Stored items from a collection:
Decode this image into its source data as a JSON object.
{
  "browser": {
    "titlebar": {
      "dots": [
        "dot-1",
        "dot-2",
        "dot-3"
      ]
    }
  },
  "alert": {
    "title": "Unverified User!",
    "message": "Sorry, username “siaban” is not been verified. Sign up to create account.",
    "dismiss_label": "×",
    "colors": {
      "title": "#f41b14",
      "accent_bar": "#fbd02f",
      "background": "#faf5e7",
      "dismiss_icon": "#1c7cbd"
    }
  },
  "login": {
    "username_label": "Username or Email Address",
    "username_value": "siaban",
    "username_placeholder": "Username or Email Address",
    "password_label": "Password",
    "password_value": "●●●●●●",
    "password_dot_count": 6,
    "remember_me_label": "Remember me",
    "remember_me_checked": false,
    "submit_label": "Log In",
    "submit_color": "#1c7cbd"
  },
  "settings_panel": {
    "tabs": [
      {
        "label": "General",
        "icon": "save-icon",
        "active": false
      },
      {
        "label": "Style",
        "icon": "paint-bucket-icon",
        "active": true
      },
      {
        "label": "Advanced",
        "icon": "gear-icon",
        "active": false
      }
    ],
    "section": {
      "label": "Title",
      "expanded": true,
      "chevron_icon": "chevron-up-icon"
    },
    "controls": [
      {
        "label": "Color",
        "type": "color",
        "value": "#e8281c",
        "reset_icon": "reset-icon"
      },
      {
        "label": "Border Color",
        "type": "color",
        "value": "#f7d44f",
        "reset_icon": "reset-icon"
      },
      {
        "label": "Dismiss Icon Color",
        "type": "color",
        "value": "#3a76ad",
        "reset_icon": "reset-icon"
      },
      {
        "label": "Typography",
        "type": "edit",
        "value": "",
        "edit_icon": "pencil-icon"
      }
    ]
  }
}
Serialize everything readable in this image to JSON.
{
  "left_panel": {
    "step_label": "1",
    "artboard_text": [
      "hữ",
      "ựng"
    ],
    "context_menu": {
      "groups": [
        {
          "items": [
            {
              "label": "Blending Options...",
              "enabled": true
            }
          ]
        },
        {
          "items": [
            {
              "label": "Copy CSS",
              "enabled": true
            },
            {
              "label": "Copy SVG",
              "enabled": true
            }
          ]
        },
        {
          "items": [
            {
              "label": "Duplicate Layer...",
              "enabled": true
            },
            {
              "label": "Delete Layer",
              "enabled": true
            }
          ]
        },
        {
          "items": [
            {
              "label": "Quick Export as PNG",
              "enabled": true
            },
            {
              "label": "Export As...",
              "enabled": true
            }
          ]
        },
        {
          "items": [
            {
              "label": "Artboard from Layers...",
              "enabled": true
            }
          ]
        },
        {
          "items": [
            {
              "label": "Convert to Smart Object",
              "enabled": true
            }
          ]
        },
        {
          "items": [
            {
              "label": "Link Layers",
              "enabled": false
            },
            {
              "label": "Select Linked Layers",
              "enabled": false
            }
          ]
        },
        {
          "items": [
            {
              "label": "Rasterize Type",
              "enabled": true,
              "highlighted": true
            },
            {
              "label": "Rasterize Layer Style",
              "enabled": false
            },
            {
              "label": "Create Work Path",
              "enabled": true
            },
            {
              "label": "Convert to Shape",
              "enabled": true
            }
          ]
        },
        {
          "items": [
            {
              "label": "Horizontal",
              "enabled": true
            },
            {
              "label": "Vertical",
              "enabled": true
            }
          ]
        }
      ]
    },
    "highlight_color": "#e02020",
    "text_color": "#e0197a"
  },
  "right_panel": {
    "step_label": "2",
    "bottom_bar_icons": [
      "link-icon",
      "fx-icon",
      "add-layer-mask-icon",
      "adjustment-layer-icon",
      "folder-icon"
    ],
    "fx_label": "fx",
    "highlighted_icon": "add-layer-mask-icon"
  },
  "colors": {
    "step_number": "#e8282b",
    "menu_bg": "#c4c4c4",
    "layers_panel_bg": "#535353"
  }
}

**Exercise description**
All of the entries need to be reproduced exactly; please write them out.

**Written reply**
Decode this image into its source data as a JSON object.
{
  "browser": {
    "titlebar": {
      "dots": [
        "dot-1",
        "dot-2",
        "dot-3"
      ]
    }
  },
  "alert": {
    "title": "Unverified User!",
    "message": "Sorry, username “siaban” is not been verified. Sign up to create account.",
    "dismiss_label": "×",
    "colors": {
      "title": "#f41b14",
      "accent_bar": "#fbd02f",
      "background": "#faf5e7",
      "dismiss_icon": "#1c7cbd"
    }
  },
  "login": {
    "username_label": "Username or Email Address",
    "username_value": "siaban",
    "username_placeholder": "Username or Email Address",
    "password_label": "Password",
    "password_value": "●●●●●●",
    "password_dot_count": 6,
    "remember_me_label": "Remember me",
    "remember_me_checked": false,
    "submit_label": "Log In",
    "submit_color": "#1c7cbd"
  },
  "settings_panel": {
    "tabs": [
      {
        "label": "General",
        "icon": "save-icon",
        "active": false
      },
      {
        "label": "Style",
        "icon": "paint-bucket-icon",
        "active": true
      },
      {
        "label": "Advanced",
        "icon": "gear-icon",
        "active": false
      }
    ],
    "section": {
      "label": "Title",
      "expanded": true,
      "chevron_icon": "chevron-up-icon"
    },
    "controls": [
      {
        "label": "Color",
        "type": "color",
        "value": "#e8281c",
        "reset_icon": "reset-icon"
      },
      {
        "label": "Border Color",
        "type": "color",
        "value": "#f7d44f",
        "reset_icon": "reset-icon"
      },
      {
        "label": "Dismiss Icon Color",
        "type": "color",
        "value": "#3a76ad",
        "reset_icon": "reset-icon"
      },
      {
        "label": "Typography",
        "type": "edit",
        "value": "",
        "edit_icon": "pencil-icon"
      }
    ]
  }
}
Serialize everything readable in this image to JSON.
{
  "left_panel": {
    "step_label": "1",
    "artboard_text": [
      "hữ",
      "ựng"
    ],
    "context_menu": {
      "groups": [
        {
          "items": [
            {
              "label": "Blending Options...",
              "enabled": true
            }
          ]
        },
        {
          "items": [
            {
              "label": "Copy CSS",
              "enabled": true
            },
            {
              "label": "Copy SVG",
              "enabled": true
            }
          ]
        },
        {
          "items": [
            {
              "label": "Duplicate Layer...",
              "enabled": true
            },
            {
              "label": "Delete Layer",
              "enabled": true
            }
          ]
        },
        {
          "items": [
            {
              "label": "Quick Export as PNG",
              "enabled": true
            },
            {
              "label": "Export As...",
              "enabled": true
            }
          ]
        },
        {
          "items": [
            {
              "label": "Artboard from Layers...",
              "enabled": true
            }
          ]
        },
        {
          "items": [
            {
              "label": "Convert to Smart Object",
              "enabled": true
            }
          ]
        },
        {
          "items": [
            {
              "label": "Link Layers",
              "enabled": false
            },
            {
              "label": "Select Linked Layers",
              "enabled": false
            }
          ]
        },
        {
          "items": [
            {
              "label": "Rasterize Type",
              "enabled": true,
              "highlighted": true
            },
            {
              "label": "Rasterize Layer Style",
              "enabled": false
            },
            {
              "label": "Create Work Path",
              "enabled": true
            },
            {
              "label": "Convert to Shape",
              "enabled": true
            }
          ]
        },
        {
          "items": [
            {
              "label": "Horizontal",
              "enabled": true
            },
            {
              "label": "Vertical",
              "enabled": true
            }
          ]
        }
      ]
    },
    "highlight_color": "#e02020",
    "text_color": "#e0197a"
  },
  "right_panel": {
    "step_label": "2",
    "bottom_bar_icons": [
      "link-icon",
      "fx-icon",
      "add-layer-mask-icon",
      "adjustment-layer-icon",
      "folder-icon"
    ],
    "fx_label": "fx",
    "highlighted_icon": "add-layer-mask-icon"
  },
  "colors": {
    "step_number": "#e8282b",
    "menu_bg": "#c4c4c4",
    "layers_panel_bg": "#535353"
  }
}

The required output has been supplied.